Work instructions. Collect all lines below with the string "ylabel".

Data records
-- START --

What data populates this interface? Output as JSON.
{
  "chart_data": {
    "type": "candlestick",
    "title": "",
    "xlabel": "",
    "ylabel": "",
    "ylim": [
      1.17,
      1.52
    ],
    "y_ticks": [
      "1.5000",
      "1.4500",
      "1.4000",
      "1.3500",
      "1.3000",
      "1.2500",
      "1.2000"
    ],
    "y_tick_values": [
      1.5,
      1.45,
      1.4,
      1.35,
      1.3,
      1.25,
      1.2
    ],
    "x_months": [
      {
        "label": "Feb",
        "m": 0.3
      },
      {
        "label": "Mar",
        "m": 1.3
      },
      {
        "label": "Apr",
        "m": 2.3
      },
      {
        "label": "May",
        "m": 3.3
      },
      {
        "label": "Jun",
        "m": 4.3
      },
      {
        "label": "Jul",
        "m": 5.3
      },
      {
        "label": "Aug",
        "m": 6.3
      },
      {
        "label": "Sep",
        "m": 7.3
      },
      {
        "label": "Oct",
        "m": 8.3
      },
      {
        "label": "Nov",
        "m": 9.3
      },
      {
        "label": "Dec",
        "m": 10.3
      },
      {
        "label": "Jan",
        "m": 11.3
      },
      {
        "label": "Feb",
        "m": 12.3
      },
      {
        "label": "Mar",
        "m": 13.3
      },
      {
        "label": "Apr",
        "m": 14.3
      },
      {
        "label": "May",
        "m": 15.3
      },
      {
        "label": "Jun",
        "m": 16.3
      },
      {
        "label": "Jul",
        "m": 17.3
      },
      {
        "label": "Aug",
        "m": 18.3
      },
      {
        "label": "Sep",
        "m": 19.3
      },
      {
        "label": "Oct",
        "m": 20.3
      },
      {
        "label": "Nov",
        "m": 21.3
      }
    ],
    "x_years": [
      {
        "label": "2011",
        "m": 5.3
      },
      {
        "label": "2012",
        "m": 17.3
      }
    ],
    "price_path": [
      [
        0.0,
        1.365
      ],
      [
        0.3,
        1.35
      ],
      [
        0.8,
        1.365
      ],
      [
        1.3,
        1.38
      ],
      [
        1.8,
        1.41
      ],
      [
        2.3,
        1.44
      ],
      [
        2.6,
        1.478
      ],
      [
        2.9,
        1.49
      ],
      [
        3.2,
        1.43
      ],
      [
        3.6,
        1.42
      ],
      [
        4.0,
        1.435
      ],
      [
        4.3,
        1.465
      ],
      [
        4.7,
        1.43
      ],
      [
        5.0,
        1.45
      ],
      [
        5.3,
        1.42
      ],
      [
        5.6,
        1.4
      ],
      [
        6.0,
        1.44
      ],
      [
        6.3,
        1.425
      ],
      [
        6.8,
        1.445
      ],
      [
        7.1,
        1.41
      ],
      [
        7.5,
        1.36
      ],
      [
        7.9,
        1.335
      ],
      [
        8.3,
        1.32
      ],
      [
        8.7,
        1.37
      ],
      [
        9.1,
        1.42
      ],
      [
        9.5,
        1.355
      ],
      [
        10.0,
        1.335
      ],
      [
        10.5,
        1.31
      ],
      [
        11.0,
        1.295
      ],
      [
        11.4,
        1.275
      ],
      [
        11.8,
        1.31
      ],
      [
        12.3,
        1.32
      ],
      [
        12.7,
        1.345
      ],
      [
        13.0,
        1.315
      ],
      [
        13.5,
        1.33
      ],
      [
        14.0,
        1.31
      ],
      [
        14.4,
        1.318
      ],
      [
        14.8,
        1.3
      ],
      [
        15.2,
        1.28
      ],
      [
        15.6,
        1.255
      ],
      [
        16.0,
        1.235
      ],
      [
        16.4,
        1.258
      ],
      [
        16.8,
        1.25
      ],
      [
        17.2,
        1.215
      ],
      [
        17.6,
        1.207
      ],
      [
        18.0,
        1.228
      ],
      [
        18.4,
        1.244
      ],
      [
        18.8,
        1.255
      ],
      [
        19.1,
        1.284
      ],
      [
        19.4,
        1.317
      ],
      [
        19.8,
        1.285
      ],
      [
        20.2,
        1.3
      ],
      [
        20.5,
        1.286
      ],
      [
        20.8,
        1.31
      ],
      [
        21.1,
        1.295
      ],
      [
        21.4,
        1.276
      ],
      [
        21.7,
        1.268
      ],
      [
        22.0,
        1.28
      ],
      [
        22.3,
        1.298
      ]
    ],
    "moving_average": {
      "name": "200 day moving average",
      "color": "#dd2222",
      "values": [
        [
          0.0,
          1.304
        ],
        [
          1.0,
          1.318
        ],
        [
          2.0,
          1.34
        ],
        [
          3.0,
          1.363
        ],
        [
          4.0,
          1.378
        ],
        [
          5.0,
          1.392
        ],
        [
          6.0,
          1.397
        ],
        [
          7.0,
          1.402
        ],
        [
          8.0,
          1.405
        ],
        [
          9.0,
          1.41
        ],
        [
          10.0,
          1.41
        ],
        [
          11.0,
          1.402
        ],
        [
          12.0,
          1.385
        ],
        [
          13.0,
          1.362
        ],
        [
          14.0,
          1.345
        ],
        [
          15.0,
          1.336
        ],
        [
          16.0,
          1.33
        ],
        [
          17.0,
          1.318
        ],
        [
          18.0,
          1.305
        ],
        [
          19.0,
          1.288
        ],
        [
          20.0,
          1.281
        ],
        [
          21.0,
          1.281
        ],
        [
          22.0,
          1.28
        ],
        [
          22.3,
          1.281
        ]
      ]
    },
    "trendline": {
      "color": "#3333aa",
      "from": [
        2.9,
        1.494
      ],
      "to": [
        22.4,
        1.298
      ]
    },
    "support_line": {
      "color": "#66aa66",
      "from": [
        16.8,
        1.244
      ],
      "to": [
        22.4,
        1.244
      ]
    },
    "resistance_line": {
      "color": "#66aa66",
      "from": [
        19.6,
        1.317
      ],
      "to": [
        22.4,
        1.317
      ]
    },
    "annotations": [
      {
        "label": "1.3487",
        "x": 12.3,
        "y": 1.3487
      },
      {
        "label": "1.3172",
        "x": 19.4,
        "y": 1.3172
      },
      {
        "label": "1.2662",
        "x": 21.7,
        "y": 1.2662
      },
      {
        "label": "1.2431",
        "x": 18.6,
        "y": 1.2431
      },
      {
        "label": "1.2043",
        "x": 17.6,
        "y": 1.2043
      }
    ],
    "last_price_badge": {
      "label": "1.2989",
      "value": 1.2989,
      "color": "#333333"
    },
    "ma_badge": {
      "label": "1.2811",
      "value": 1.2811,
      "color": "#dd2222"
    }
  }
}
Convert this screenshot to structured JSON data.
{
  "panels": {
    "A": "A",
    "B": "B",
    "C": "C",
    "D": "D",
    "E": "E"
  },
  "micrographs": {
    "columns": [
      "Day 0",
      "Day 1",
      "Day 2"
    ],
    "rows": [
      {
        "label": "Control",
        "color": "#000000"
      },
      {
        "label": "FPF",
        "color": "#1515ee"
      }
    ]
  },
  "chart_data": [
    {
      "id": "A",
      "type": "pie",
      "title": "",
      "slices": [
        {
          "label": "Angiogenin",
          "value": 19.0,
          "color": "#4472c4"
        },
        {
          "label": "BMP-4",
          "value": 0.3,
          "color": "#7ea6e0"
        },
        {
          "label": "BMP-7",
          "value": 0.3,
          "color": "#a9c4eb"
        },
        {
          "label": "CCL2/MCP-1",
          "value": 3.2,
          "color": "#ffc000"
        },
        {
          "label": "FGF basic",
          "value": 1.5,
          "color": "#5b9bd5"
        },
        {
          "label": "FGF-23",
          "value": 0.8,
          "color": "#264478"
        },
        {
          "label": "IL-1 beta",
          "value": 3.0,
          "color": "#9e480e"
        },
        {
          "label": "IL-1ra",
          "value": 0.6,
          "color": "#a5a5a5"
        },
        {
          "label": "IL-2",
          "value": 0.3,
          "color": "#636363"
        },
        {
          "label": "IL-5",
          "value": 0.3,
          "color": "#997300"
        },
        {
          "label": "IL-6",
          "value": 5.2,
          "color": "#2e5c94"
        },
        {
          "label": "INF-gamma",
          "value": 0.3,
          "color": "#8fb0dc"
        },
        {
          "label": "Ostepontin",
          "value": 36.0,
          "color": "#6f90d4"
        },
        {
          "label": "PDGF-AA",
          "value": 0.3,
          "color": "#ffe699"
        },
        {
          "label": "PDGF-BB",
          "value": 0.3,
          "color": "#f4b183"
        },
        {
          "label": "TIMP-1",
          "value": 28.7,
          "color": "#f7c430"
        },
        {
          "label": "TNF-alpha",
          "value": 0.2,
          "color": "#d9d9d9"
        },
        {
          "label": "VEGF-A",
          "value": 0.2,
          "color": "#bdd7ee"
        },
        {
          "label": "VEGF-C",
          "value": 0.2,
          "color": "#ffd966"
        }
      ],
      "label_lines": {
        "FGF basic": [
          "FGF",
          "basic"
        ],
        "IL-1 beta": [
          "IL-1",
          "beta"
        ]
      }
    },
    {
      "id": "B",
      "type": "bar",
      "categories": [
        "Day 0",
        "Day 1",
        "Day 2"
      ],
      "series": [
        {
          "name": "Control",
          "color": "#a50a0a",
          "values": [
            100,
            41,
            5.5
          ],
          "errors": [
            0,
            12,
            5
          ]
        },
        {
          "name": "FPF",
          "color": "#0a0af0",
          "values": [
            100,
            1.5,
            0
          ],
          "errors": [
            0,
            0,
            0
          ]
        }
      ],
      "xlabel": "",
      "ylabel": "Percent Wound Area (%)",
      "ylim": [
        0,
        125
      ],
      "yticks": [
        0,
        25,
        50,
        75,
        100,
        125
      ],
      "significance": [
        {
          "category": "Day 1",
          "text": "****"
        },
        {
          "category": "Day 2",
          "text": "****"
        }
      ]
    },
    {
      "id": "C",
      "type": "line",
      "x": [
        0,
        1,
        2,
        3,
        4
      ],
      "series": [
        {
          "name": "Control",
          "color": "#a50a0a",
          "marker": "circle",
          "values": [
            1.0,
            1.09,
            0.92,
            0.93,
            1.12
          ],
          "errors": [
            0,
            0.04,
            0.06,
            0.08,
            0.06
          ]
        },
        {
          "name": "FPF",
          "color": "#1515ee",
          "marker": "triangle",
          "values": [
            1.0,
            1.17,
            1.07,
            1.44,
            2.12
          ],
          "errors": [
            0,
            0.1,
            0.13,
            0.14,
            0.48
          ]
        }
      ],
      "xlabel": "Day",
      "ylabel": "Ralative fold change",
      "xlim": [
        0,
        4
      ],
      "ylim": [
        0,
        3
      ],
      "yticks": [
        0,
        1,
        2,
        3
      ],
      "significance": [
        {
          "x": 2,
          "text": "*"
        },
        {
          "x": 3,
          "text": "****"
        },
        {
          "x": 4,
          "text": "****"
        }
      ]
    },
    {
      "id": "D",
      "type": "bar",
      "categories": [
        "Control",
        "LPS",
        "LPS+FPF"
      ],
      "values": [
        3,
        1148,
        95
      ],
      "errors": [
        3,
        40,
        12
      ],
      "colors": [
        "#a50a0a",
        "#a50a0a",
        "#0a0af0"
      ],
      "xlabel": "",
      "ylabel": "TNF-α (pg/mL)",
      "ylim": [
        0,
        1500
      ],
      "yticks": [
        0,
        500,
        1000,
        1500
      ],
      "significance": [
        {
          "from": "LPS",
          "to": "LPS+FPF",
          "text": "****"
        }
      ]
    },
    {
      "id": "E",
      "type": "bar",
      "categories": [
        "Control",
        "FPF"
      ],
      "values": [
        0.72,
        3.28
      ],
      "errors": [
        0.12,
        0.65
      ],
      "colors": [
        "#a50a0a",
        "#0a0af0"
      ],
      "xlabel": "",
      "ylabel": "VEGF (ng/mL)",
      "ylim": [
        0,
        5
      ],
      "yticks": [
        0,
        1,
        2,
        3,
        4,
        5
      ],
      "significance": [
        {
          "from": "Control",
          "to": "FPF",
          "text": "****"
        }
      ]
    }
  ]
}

-- END --

Complete output.
    "ylabel": "",
      "ylabel": "Percent Wound Area (%)",
      "ylabel": "Ralative fold change",
      "ylabel": "TNF-α (pg/mL)",
      "ylabel": "VEGF (ng/mL)",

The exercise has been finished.